RECORDS SUPPLIED:
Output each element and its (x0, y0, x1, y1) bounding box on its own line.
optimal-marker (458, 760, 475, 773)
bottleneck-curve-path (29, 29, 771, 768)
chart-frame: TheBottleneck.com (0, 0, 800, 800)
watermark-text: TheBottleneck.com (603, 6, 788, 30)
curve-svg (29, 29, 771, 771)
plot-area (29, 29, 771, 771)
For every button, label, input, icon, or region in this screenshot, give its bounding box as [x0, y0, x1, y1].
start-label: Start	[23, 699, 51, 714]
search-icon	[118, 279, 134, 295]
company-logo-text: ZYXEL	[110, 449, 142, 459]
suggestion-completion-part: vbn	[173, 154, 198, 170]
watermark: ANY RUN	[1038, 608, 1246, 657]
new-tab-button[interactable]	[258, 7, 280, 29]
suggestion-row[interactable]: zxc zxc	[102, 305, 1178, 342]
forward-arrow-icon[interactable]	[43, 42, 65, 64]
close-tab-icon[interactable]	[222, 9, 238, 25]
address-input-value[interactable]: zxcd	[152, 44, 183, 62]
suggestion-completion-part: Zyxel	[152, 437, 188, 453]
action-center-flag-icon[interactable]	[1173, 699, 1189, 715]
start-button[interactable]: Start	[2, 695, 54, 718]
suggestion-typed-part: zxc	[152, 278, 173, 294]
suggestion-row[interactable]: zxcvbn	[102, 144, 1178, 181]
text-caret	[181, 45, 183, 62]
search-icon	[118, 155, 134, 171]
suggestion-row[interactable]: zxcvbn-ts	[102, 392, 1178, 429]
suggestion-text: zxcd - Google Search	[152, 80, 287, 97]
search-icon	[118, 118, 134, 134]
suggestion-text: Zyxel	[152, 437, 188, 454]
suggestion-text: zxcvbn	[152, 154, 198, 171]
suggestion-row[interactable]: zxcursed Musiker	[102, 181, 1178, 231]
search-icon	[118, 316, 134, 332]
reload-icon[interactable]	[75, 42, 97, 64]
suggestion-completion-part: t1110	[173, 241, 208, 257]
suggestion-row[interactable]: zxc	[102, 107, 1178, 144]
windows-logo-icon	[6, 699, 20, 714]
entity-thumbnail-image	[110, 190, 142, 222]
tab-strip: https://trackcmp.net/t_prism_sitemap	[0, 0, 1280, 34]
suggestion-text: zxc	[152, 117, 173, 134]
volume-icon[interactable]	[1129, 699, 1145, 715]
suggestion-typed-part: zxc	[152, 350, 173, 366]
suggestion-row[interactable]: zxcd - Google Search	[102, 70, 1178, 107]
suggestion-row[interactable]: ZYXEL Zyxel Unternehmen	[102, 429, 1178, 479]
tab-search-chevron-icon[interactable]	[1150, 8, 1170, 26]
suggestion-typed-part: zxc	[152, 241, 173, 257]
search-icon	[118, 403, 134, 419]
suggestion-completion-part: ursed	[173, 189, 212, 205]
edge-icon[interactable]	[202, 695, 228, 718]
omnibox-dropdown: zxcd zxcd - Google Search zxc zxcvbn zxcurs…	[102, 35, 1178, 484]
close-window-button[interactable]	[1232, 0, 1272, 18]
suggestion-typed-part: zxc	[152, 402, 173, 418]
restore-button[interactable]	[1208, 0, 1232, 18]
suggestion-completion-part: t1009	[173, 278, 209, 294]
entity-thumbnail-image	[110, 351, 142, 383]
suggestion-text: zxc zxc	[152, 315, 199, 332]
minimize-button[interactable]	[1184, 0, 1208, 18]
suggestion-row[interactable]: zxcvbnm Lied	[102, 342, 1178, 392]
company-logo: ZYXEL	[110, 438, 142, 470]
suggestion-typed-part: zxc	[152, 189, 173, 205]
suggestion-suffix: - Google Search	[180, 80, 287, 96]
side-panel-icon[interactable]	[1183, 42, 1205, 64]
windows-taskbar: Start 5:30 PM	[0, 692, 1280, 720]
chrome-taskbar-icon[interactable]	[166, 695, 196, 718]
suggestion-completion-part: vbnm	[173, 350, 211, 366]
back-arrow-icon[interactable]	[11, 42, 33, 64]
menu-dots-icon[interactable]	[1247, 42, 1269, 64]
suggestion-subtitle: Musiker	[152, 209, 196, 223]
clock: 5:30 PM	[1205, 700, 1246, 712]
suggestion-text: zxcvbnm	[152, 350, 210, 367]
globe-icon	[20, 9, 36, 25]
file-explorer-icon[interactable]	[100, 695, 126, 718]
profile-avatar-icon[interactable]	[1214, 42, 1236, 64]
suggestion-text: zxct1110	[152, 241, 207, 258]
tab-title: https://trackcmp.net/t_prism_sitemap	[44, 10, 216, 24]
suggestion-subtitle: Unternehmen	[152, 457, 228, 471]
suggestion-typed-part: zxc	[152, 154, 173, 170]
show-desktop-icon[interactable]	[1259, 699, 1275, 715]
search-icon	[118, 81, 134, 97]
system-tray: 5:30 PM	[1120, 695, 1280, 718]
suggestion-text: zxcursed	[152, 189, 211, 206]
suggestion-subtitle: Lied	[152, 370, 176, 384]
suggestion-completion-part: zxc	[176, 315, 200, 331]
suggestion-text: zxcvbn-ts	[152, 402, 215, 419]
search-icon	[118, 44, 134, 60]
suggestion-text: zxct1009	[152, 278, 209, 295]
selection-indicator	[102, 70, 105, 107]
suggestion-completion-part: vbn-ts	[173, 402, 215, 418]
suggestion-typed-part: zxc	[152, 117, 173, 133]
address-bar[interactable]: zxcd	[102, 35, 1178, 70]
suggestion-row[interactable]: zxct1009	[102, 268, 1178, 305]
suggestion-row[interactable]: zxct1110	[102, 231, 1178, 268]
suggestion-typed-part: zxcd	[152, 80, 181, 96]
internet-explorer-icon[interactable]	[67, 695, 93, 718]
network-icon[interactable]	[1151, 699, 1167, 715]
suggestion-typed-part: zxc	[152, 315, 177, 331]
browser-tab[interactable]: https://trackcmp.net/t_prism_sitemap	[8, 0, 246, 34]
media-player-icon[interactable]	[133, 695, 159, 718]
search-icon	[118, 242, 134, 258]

REQUIRED WORK: Arrange every line of the listing above as a numbered list, leaving out any blank lines.

ANSWER TO THIS TASK:
1. Output each element and its (x0, y0, x1, y1) bounding box on its own line.
2. optimal-marker (458, 760, 475, 773)
3. bottleneck-curve-path (29, 29, 771, 768)
4. chart-frame: TheBottleneck.com (0, 0, 800, 800)
5. watermark-text: TheBottleneck.com (603, 6, 788, 30)
6. curve-svg (29, 29, 771, 771)
7. plot-area (29, 29, 771, 771)
8. For every button, label, input, icon, or region in this screenshot, give its bounding box as [x0, y0, x1, y1].
9. start-label: Start	[23, 699, 51, 714]
10. search-icon	[118, 279, 134, 295]
11. company-logo-text: ZYXEL	[110, 449, 142, 459]
12. suggestion-completion-part: vbn	[173, 154, 198, 170]
13. watermark: ANY RUN	[1038, 608, 1246, 657]
14. new-tab-button[interactable]	[258, 7, 280, 29]
15. suggestion-row[interactable]: zxc zxc	[102, 305, 1178, 342]
16. forward-arrow-icon[interactable]	[43, 42, 65, 64]
17. close-tab-icon[interactable]	[222, 9, 238, 25]
18. address-input-value[interactable]: zxcd	[152, 44, 183, 62]
19. suggestion-completion-part: Zyxel	[152, 437, 188, 453]
20. action-center-flag-icon[interactable]	[1173, 699, 1189, 715]
21. start-button[interactable]: Start	[2, 695, 54, 718]
22. suggestion-typed-part: zxc	[152, 278, 173, 294]
23. suggestion-row[interactable]: zxcvbn	[102, 144, 1178, 181]
24. text-caret	[181, 45, 183, 62]
25. search-icon	[118, 155, 134, 171]
26. suggestion-row[interactable]: zxcvbn-ts	[102, 392, 1178, 429]
27. suggestion-text: zxcd - Google Search	[152, 80, 287, 97]
28. search-icon	[118, 118, 134, 134]
29. suggestion-text: Zyxel	[152, 437, 188, 454]
30. suggestion-text: zxcvbn	[152, 154, 198, 171]
31. suggestion-row[interactable]: zxcursed Musiker	[102, 181, 1178, 231]
32. search-icon	[118, 316, 134, 332]
33. reload-icon[interactable]	[75, 42, 97, 64]
34. suggestion-completion-part: t1110	[173, 241, 208, 257]
35. suggestion-row[interactable]: zxc	[102, 107, 1178, 144]
36. windows-logo-icon	[6, 699, 20, 714]
37. entity-thumbnail-image	[110, 190, 142, 222]
38. tab-strip: https://trackcmp.net/t_prism_sitemap	[0, 0, 1280, 34]
39. suggestion-text: zxc	[152, 117, 173, 134]
40. volume-icon[interactable]	[1129, 699, 1145, 715]
41. suggestion-typed-part: zxc	[152, 350, 173, 366]
42. suggestion-row[interactable]: zxcd - Google Search	[102, 70, 1178, 107]
43. suggestion-row[interactable]: ZYXEL Zyxel Unternehmen	[102, 429, 1178, 479]
44. tab-search-chevron-icon[interactable]	[1150, 8, 1170, 26]
45. suggestion-typed-part: zxc	[152, 241, 173, 257]
46. search-icon	[118, 403, 134, 419]
47. suggestion-completion-part: ursed	[173, 189, 212, 205]
48. edge-icon[interactable]	[202, 695, 228, 718]
49. omnibox-dropdown: zxcd zxcd - Google Search zxc zxcvbn zxcurs…	[102, 35, 1178, 484]
50. close-window-button[interactable]	[1232, 0, 1272, 18]
51. suggestion-typed-part: zxc	[152, 402, 173, 418]
52. restore-button[interactable]	[1208, 0, 1232, 18]
53. suggestion-completion-part: t1009	[173, 278, 209, 294]
54. entity-thumbnail-image	[110, 351, 142, 383]
55. suggestion-text: zxc zxc	[152, 315, 199, 332]
56. minimize-button[interactable]	[1184, 0, 1208, 18]
57. suggestion-row[interactable]: zxcvbnm Lied	[102, 342, 1178, 392]
58. company-logo: ZYXEL	[110, 438, 142, 470]
59. suggestion-typed-part: zxc	[152, 189, 173, 205]
60. suggestion-suffix: - Google Search	[180, 80, 287, 96]
61. side-panel-icon[interactable]	[1183, 42, 1205, 64]
62. windows-taskbar: Start 5:30 PM	[0, 692, 1280, 720]
63. chrome-taskbar-icon[interactable]	[166, 695, 196, 718]
64. suggestion-completion-part: vbnm	[173, 350, 211, 366]
65. back-arrow-icon[interactable]	[11, 42, 33, 64]
66. menu-dots-icon[interactable]	[1247, 42, 1269, 64]
67. suggestion-subtitle: Musiker	[152, 209, 196, 223]
68. clock: 5:30 PM	[1205, 700, 1246, 712]
69. suggestion-text: zxcvbnm	[152, 350, 210, 367]
70. globe-icon	[20, 9, 36, 25]
71. file-explorer-icon[interactable]	[100, 695, 126, 718]
72. profile-avatar-icon[interactable]	[1214, 42, 1236, 64]
73. suggestion-text: zxct1110	[152, 241, 207, 258]
74. tab-title: https://trackcmp.net/t_prism_sitemap	[44, 10, 216, 24]
75. suggestion-subtitle: Unternehmen	[152, 457, 228, 471]
76. suggestion-typed-part: zxc	[152, 154, 173, 170]
77. show-desktop-icon[interactable]	[1259, 699, 1275, 715]
78. search-icon	[118, 81, 134, 97]
79. system-tray: 5:30 PM	[1120, 695, 1280, 718]
80. suggestion-text: zxcursed	[152, 189, 211, 206]
81. suggestion-subtitle: Lied	[152, 370, 176, 384]
82. suggestion-completion-part: zxc	[176, 315, 200, 331]
83. suggestion-text: zxcvbn-ts	[152, 402, 215, 419]
84. search-icon	[118, 44, 134, 60]
85. suggestion-text: zxct1009	[152, 278, 209, 295]
86. selection-indicator	[102, 70, 105, 107]
87. suggestion-completion-part: vbn-ts	[173, 402, 215, 418]
88. suggestion-typed-part: zxc	[152, 117, 173, 133]
89. address-bar[interactable]: zxcd	[102, 35, 1178, 70]
90. suggestion-row[interactable]: zxct1009	[102, 268, 1178, 305]
91. suggestion-row[interactable]: zxct1110	[102, 231, 1178, 268]
92. suggestion-typed-part: zxcd	[152, 80, 181, 96]
93. internet-explorer-icon[interactable]	[67, 695, 93, 718]
94. network-icon[interactable]	[1151, 699, 1167, 715]
95. suggestion-typed-part: zxc	[152, 315, 177, 331]
96. browser-tab[interactable]: https://trackcmp.net/t_prism_sitemap	[8, 0, 246, 34]
97. media-player-icon[interactable]	[133, 695, 159, 718]
98. search-icon	[118, 242, 134, 258]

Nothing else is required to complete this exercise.